>>>

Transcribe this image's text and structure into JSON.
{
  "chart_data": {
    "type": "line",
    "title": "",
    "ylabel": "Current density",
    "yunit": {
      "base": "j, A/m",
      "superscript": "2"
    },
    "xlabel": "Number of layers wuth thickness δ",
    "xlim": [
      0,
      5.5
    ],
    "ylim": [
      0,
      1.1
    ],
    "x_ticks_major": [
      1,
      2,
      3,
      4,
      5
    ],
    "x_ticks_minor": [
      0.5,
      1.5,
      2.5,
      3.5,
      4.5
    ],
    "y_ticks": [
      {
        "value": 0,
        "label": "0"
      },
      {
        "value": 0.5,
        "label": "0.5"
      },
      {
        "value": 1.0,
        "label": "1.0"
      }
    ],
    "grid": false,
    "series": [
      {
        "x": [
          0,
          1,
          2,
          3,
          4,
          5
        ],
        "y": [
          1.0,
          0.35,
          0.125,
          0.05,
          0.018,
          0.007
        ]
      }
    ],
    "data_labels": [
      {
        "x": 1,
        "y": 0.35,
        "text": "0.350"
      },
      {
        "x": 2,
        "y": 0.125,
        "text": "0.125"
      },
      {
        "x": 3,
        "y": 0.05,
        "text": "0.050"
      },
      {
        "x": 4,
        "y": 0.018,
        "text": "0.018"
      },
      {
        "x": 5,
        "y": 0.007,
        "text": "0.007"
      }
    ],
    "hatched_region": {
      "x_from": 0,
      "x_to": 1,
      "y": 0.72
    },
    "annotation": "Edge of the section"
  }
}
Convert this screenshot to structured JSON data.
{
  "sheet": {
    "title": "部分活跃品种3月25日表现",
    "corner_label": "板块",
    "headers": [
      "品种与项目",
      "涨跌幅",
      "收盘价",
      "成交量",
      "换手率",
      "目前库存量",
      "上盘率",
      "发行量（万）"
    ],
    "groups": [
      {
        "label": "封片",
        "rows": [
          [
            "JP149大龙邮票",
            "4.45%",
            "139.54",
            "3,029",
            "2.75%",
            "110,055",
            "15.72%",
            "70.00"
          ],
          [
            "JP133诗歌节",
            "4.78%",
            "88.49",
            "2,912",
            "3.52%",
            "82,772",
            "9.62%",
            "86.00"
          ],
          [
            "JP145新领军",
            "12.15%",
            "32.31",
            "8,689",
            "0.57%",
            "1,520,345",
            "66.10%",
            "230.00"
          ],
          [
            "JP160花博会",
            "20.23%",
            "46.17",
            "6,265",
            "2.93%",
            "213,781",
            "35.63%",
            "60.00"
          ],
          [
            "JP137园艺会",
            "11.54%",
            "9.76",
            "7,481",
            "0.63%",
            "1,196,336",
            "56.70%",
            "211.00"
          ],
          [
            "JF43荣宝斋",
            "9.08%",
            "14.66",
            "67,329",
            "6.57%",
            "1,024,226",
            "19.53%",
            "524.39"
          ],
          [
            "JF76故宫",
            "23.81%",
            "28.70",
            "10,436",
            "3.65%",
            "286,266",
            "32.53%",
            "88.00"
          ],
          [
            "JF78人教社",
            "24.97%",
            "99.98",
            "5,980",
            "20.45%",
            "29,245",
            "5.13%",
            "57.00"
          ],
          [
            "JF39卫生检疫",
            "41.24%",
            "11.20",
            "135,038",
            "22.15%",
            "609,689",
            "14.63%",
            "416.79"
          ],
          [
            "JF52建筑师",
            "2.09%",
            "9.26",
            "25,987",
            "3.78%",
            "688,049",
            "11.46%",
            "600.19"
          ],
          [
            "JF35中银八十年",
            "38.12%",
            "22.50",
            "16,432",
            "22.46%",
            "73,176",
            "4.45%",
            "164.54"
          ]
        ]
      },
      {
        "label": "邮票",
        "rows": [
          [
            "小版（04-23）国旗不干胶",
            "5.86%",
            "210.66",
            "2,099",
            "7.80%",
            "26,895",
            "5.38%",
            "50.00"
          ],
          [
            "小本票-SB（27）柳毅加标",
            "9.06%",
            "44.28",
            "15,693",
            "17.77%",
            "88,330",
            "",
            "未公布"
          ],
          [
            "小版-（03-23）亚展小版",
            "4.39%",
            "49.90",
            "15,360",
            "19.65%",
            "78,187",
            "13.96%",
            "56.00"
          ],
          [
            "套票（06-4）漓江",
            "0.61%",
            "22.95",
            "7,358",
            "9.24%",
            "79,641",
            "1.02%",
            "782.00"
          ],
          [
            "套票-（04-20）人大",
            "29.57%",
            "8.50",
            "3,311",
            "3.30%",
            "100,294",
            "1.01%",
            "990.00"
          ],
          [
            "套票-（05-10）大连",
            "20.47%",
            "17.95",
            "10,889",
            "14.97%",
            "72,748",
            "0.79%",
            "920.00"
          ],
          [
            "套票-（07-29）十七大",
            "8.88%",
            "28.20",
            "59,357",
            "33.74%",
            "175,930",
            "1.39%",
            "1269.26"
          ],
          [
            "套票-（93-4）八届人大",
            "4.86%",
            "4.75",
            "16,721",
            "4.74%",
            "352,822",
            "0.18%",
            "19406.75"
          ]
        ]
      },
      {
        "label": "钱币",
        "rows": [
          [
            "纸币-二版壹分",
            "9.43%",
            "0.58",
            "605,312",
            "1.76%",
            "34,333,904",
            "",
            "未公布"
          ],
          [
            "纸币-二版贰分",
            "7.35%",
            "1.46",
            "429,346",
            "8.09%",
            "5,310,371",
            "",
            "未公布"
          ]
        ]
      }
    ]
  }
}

<<<

Directions for this task:
Repeat the records above exactly.

Task response:
Transcribe this image's text and structure into JSON.
{
  "chart_data": {
    "type": "line",
    "title": "",
    "ylabel": "Current density",
    "yunit": {
      "base": "j, A/m",
      "superscript": "2"
    },
    "xlabel": "Number of layers wuth thickness δ",
    "xlim": [
      0,
      5.5
    ],
    "ylim": [
      0,
      1.1
    ],
    "x_ticks_major": [
      1,
      2,
      3,
      4,
      5
    ],
    "x_ticks_minor": [
      0.5,
      1.5,
      2.5,
      3.5,
      4.5
    ],
    "y_ticks": [
      {
        "value": 0,
        "label": "0"
      },
      {
        "value": 0.5,
        "label": "0.5"
      },
      {
        "value": 1.0,
        "label": "1.0"
      }
    ],
    "grid": false,
    "series": [
      {
        "x": [
          0,
          1,
          2,
          3,
          4,
          5
        ],
        "y": [
          1.0,
          0.35,
          0.125,
          0.05,
          0.018,
          0.007
        ]
      }
    ],
    "data_labels": [
      {
        "x": 1,
        "y": 0.35,
        "text": "0.350"
      },
      {
        "x": 2,
        "y": 0.125,
        "text": "0.125"
      },
      {
        "x": 3,
        "y": 0.05,
        "text": "0.050"
      },
      {
        "x": 4,
        "y": 0.018,
        "text": "0.018"
      },
      {
        "x": 5,
        "y": 0.007,
        "text": "0.007"
      }
    ],
    "hatched_region": {
      "x_from": 0,
      "x_to": 1,
      "y": 0.72
    },
    "annotation": "Edge of the section"
  }
}
Convert this screenshot to structured JSON data.
{
  "sheet": {
    "title": "部分活跃品种3月25日表现",
    "corner_label": "板块",
    "headers": [
      "品种与项目",
      "涨跌幅",
      "收盘价",
      "成交量",
      "换手率",
      "目前库存量",
      "上盘率",
      "发行量（万）"
    ],
    "groups": [
      {
        "label": "封片",
        "rows": [
          [
            "JP149大龙邮票",
            "4.45%",
            "139.54",
            "3,029",
            "2.75%",
            "110,055",
            "15.72%",
            "70.00"
          ],
          [
            "JP133诗歌节",
            "4.78%",
            "88.49",
            "2,912",
            "3.52%",
            "82,772",
            "9.62%",
            "86.00"
          ],
          [
            "JP145新领军",
            "12.15%",
            "32.31",
            "8,689",
            "0.57%",
            "1,520,345",
            "66.10%",
            "230.00"
          ],
          [
            "JP160花博会",
            "20.23%",
            "46.17",
            "6,265",
            "2.93%",
            "213,781",
            "35.63%",
            "60.00"
          ],
          [
            "JP137园艺会",
            "11.54%",
            "9.76",
            "7,481",
            "0.63%",
            "1,196,336",
            "56.70%",
            "211.00"
          ],
          [
            "JF43荣宝斋",
            "9.08%",
            "14.66",
            "67,329",
            "6.57%",
            "1,024,226",
            "19.53%",
            "524.39"
          ],
          [
            "JF76故宫",
            "23.81%",
            "28.70",
            "10,436",
            "3.65%",
            "286,266",
            "32.53%",
            "88.00"
          ],
          [
            "JF78人教社",
            "24.97%",
            "99.98",
            "5,980",
            "20.45%",
            "29,245",
            "5.13%",
            "57.00"
          ],
          [
            "JF39卫生检疫",
            "41.24%",
            "11.20",
            "135,038",
            "22.15%",
            "609,689",
            "14.63%",
            "416.79"
          ],
          [
            "JF52建筑师",
            "2.09%",
            "9.26",
            "25,987",
            "3.78%",
            "688,049",
            "11.46%",
            "600.19"
          ],
          [
            "JF35中银八十年",
            "38.12%",
            "22.50",
            "16,432",
            "22.46%",
            "73,176",
            "4.45%",
            "164.54"
          ]
        ]
      },
      {
        "label": "邮票",
        "rows": [
          [
            "小版（04-23）国旗不干胶",
            "5.86%",
            "210.66",
            "2,099",
            "7.80%",
            "26,895",
            "5.38%",
            "50.00"
          ],
          [
            "小本票-SB（27）柳毅加标",
            "9.06%",
            "44.28",
            "15,693",
            "17.77%",
            "88,330",
            "",
            "未公布"
          ],
          [
            "小版-（03-23）亚展小版",
            "4.39%",
            "49.90",
            "15,360",
            "19.65%",
            "78,187",
            "13.96%",
            "56.00"
          ],
          [
            "套票（06-4）漓江",
            "0.61%",
            "22.95",
            "7,358",
            "9.24%",
            "79,641",
            "1.02%",
            "782.00"
          ],
          [
            "套票-（04-20）人大",
            "29.57%",
            "8.50",
            "3,311",
            "3.30%",
            "100,294",
            "1.01%",
            "990.00"
          ],
          [
            "套票-（05-10）大连",
            "20.47%",
            "17.95",
            "10,889",
            "14.97%",
            "72,748",
            "0.79%",
            "920.00"
          ],
          [
            "套票-（07-29）十七大",
            "8.88%",
            "28.20",
            "59,357",
            "33.74%",
            "175,930",
            "1.39%",
            "1269.26"
          ],
          [
            "套票-（93-4）八届人大",
            "4.86%",
            "4.75",
            "16,721",
            "4.74%",
            "352,822",
            "0.18%",
            "19406.75"
          ]
        ]
      },
      {
        "label": "钱币",
        "rows": [
          [
            "纸币-二版壹分",
            "9.43%",
            "0.58",
            "605,312",
            "1.76%",
            "34,333,904",
            "",
            "未公布"
          ],
          [
            "纸币-二版贰分",
            "7.35%",
            "1.46",
            "429,346",
            "8.09%",
            "5,310,371",
            "",
            "未公布"
          ]
        ]
      }
    ]
  }
}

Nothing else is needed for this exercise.